--- Data for processing Enclosed Below ---

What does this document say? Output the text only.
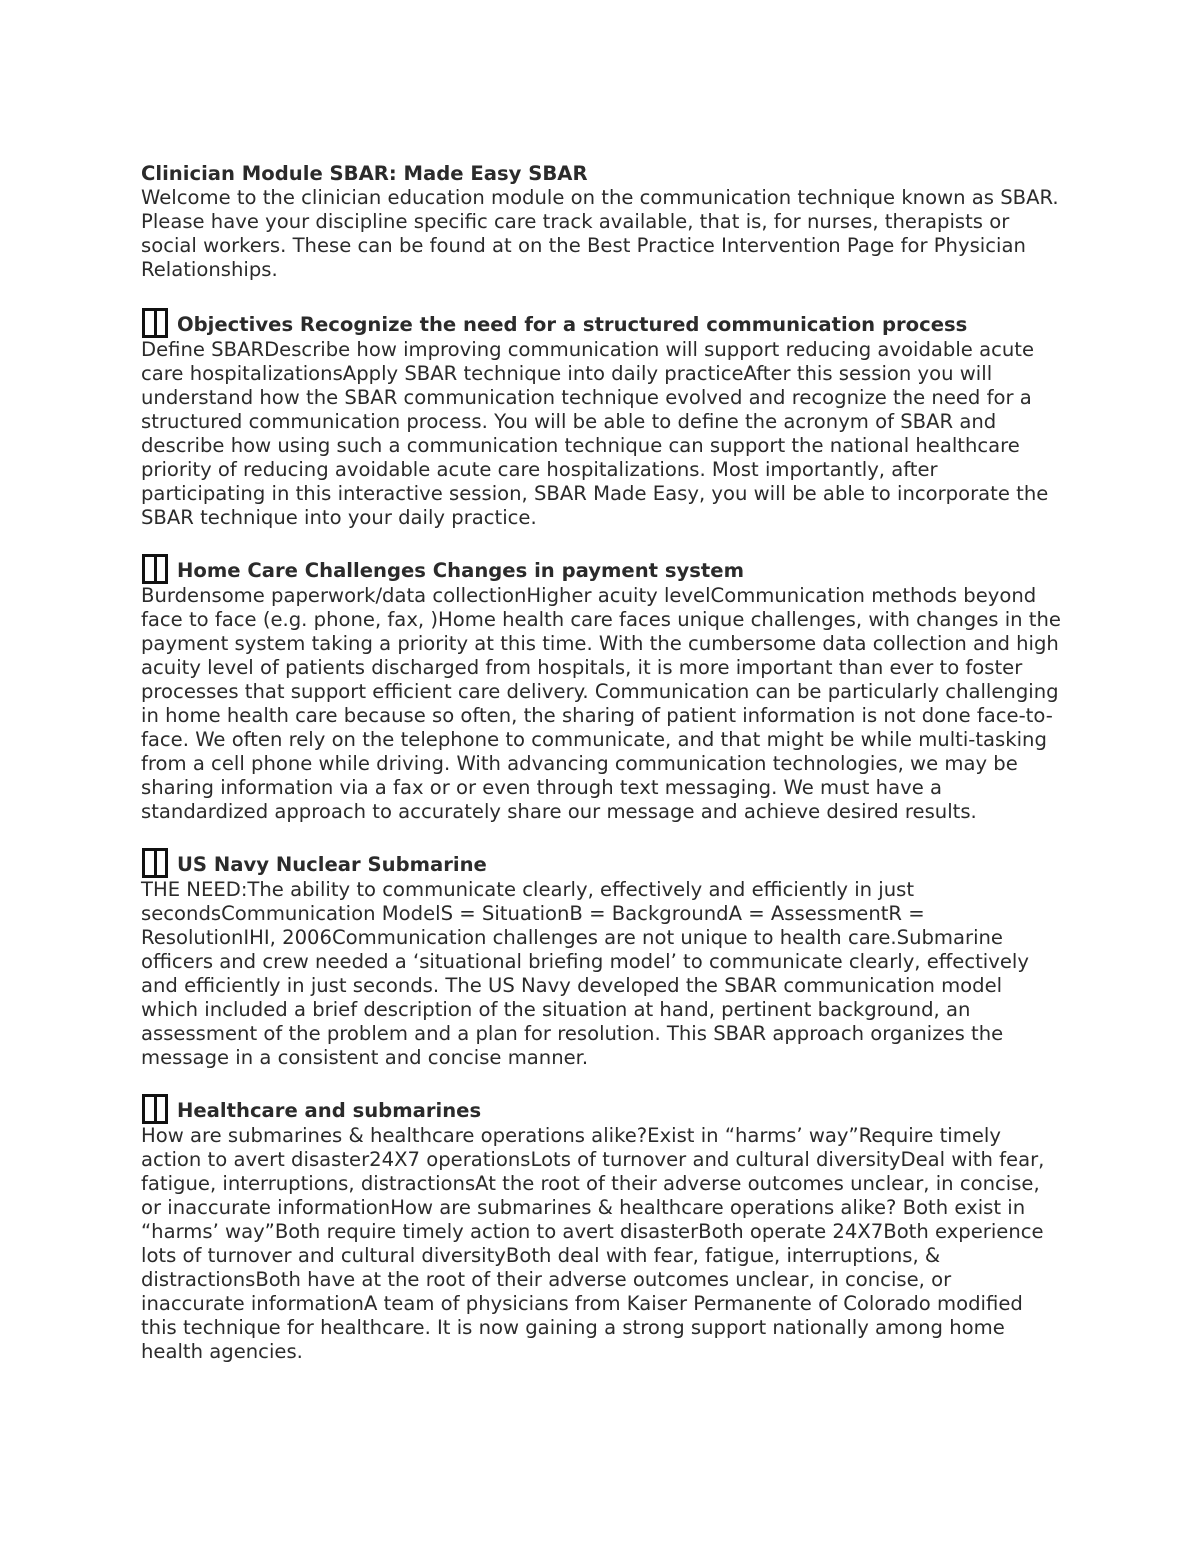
Clinician Module SBAR: Made Easy SBAR

Welcome to the clinician education module on the communication technique known as SBAR. Please have your discipline specific care track available, that is, for nurses, therapists or social workers. These can be found at on the Best Practice Intervention Page for Physician Relationships.

Objectives Recognize the need for a structured communication process

Define SBARDescribe how improving communication will support reducing avoidable acute care hospitalizationsApply SBAR technique into daily practiceAfter this session you will understand how the SBAR communication technique evolved and recognize the need for a structured communication process. You will be able to define the acronym of SBAR and describe how using such a communication technique can support the national healthcare priority of reducing avoidable acute care hospitalizations. Most importantly, after participating in this interactive session, SBAR Made Easy, you will be able to incorporate the SBAR technique into your daily practice.

Home Care Challenges Changes in payment system

Burdensome paperwork/data collectionHigher acuity levelCommunication methods beyond face to face (e.g. phone, fax, )Home health care faces unique challenges, with changes in the payment system taking a priority at this time. With the cumbersome data collection and high acuity level of patients discharged from hospitals, it is more important than ever to foster processes that support efficient care delivery. Communication can be particularly challenging in home health care because so often, the sharing of patient information is not done face-to-face. We often rely on the telephone to communicate, and that might be while multi-tasking from a cell phone while driving. With advancing communication technologies, we may be sharing information via a fax or or even through text messaging. We must have a standardized approach to accurately share our message and achieve desired results.

US Navy Nuclear Submarine

THE NEED:The ability to communicate clearly, effectively and efficiently in just secondsCommunication ModelS = SituationB = BackgroundA = AssessmentR = ResolutionIHI, 2006Communication challenges are not unique to health care.Submarine officers and crew needed a ‘situational briefing model’ to communicate clearly, effectively and efficiently in just seconds. The US Navy developed the SBAR communication model which included a brief description of the situation at hand, pertinent background, an assessment of the problem and a plan for resolution. This SBAR approach organizes the message in a consistent and concise manner.

Healthcare and submarines

How are submarines & healthcare operations alike?Exist in “harms’ way”Require timely action to avert disaster24X7 operationsLots of turnover and cultural diversityDeal with fear, fatigue, interruptions, distractionsAt the root of their adverse outcomes unclear, in concise, or inaccurate informationHow are submarines & healthcare operations alike? Both exist in “harms’ way”Both require timely action to avert disasterBoth operate 24X7Both experience lots of turnover and cultural diversityBoth deal with fear, fatigue, interruptions, & distractionsBoth have at the root of their adverse outcomes unclear, in concise, or inaccurate informationA team of physicians from Kaiser Permanente of Colorado modified this technique for healthcare. It is now gaining a strong support nationally among home health agencies.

--- End of Enclosed Data for processing ---

What you have to do:
Scan the material line by line and report each one that contains "Navy".

Response:
US Navy Nuclear Submarine
THE NEED:The ability to communicate clearly, effectively and efficiently in just secondsCommunication ModelS = SituationB = BackgroundA = AssessmentR = ResolutionIHI, 2006Communication challenges are not unique to health care.Submarine officers and crew needed a ‘situational briefing model’ to communicate clearly, effectively and efficiently in just seconds. The US Navy developed the SBAR communication model which included a brief description of the situation at hand, pertinent background, an assessment of the problem and a plan for resolution. This SBAR approach organizes the message in a consistent and concise manner.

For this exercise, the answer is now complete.